- **Exercise prompt**: Below are the records; pull every line that includes "name".

- **Records for processing**:

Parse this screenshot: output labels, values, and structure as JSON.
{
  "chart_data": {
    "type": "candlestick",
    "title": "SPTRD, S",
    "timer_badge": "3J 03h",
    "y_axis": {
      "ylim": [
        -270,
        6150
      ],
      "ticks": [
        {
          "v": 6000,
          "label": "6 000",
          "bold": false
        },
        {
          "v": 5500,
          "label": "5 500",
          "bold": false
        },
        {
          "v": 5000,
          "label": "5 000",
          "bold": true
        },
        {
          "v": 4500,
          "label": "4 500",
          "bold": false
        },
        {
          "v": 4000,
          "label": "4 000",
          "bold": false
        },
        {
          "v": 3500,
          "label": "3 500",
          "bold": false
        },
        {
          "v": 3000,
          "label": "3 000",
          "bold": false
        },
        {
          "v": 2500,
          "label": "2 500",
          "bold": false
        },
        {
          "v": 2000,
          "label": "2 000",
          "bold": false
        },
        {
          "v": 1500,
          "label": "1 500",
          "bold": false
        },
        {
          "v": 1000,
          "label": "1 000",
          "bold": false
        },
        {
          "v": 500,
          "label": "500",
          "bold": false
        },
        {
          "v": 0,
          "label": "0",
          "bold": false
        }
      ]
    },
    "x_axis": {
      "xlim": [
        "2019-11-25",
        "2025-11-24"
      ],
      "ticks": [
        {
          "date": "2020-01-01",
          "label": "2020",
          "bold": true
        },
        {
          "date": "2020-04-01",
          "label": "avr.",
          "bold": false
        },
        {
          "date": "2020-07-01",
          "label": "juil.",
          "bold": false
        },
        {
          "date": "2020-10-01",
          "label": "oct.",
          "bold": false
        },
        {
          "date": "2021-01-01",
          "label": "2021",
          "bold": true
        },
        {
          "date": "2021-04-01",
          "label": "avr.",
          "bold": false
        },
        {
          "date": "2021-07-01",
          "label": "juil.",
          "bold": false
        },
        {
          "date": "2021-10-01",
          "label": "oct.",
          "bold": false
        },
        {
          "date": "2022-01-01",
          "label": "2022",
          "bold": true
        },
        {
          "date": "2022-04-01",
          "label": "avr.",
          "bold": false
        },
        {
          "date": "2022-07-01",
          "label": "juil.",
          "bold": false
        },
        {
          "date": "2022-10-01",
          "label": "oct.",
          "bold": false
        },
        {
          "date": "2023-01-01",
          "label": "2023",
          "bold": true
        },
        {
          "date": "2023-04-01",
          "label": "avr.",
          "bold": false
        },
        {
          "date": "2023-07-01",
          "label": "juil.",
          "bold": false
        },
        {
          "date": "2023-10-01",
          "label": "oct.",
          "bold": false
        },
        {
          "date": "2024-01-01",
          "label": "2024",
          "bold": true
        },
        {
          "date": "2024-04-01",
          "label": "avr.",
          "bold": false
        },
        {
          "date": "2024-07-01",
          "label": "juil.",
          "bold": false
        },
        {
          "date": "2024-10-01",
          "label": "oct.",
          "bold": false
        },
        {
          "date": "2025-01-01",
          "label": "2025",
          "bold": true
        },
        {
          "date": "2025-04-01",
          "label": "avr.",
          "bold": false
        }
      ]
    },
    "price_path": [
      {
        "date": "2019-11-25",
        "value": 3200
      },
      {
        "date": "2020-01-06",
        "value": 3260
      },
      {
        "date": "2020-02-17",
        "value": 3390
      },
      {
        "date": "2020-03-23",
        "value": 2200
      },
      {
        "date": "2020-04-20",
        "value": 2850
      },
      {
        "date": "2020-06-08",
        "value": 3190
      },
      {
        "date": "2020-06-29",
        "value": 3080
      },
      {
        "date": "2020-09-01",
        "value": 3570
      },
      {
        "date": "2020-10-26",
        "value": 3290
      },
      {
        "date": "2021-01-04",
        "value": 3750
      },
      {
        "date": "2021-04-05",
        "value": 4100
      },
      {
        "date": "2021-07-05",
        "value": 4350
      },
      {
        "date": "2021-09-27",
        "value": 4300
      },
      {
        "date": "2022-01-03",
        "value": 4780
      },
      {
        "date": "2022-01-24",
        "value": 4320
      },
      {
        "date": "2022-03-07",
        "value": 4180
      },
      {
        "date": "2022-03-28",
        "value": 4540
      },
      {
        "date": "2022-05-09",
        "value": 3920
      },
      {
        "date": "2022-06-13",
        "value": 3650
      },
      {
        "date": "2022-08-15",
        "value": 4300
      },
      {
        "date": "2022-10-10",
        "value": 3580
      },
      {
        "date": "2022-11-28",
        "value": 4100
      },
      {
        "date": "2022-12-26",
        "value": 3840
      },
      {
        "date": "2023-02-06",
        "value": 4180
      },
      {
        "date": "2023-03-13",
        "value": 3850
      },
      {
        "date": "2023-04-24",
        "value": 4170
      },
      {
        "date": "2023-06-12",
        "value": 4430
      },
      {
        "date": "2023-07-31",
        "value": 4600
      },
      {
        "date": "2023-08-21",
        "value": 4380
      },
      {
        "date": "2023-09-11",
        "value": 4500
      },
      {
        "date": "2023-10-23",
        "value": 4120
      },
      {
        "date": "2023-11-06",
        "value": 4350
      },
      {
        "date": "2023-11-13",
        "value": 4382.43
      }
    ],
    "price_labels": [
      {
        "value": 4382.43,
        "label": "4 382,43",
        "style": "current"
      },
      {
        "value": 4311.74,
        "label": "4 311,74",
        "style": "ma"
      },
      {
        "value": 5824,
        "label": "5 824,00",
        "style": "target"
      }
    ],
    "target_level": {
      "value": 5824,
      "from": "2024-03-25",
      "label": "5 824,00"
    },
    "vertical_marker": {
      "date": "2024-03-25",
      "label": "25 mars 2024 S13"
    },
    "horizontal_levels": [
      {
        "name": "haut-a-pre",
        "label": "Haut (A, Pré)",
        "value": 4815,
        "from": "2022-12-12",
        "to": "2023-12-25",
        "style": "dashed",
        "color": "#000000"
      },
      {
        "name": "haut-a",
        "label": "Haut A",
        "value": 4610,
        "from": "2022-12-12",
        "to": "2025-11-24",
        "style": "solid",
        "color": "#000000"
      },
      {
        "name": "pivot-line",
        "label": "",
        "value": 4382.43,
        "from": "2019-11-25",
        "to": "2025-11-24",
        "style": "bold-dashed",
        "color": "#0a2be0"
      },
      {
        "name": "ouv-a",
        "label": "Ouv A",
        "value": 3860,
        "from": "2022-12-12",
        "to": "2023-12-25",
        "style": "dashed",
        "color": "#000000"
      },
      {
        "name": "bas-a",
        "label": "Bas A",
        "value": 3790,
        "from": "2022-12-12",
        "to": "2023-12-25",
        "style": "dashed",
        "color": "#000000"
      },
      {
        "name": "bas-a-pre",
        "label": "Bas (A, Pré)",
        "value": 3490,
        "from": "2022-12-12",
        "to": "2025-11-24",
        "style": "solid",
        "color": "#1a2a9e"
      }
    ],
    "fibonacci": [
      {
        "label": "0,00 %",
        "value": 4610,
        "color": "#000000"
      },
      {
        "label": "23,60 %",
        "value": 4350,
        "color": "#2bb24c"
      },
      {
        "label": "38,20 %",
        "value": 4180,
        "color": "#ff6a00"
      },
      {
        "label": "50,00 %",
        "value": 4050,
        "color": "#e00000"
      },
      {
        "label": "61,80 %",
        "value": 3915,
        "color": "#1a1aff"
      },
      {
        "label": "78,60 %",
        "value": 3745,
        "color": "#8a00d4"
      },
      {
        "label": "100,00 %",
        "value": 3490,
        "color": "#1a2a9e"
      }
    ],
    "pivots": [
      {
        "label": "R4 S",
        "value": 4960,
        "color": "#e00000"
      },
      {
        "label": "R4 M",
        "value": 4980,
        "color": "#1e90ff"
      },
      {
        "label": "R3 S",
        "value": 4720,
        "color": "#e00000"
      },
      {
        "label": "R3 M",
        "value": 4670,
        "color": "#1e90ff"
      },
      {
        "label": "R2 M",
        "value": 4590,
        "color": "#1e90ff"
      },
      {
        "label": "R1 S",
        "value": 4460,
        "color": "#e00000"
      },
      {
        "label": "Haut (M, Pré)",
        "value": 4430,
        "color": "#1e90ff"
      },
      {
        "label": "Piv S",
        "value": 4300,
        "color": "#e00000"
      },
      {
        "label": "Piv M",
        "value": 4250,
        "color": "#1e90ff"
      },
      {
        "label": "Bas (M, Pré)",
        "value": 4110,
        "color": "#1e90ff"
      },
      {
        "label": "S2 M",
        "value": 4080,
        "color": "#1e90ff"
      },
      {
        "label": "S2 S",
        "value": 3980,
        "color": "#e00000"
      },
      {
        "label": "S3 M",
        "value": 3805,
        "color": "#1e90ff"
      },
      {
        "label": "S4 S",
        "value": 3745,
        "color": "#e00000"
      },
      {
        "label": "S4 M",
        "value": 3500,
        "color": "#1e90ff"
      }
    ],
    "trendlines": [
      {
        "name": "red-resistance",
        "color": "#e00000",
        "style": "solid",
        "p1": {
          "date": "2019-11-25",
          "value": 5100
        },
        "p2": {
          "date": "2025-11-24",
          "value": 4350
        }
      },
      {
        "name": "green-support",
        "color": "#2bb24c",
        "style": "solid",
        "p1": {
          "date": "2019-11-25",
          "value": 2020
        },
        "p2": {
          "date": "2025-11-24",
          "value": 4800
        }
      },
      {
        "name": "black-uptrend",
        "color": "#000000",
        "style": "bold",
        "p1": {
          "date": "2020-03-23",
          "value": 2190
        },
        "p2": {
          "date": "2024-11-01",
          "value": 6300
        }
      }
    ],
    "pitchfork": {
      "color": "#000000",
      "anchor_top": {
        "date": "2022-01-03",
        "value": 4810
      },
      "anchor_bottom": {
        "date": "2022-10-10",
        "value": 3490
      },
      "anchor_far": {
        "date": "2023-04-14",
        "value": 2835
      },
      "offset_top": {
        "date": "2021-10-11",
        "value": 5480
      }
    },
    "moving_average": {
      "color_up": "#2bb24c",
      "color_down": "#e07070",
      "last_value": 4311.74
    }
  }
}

- **Full solution**:
        "name": "haut-a-pre",
        "name": "haut-a",
        "name": "pivot-line",
        "name": "ouv-a",
        "name": "bas-a",
        "name": "bas-a-pre",
        "name": "red-resistance",
        "name": "green-support",
        "name": "black-uptrend",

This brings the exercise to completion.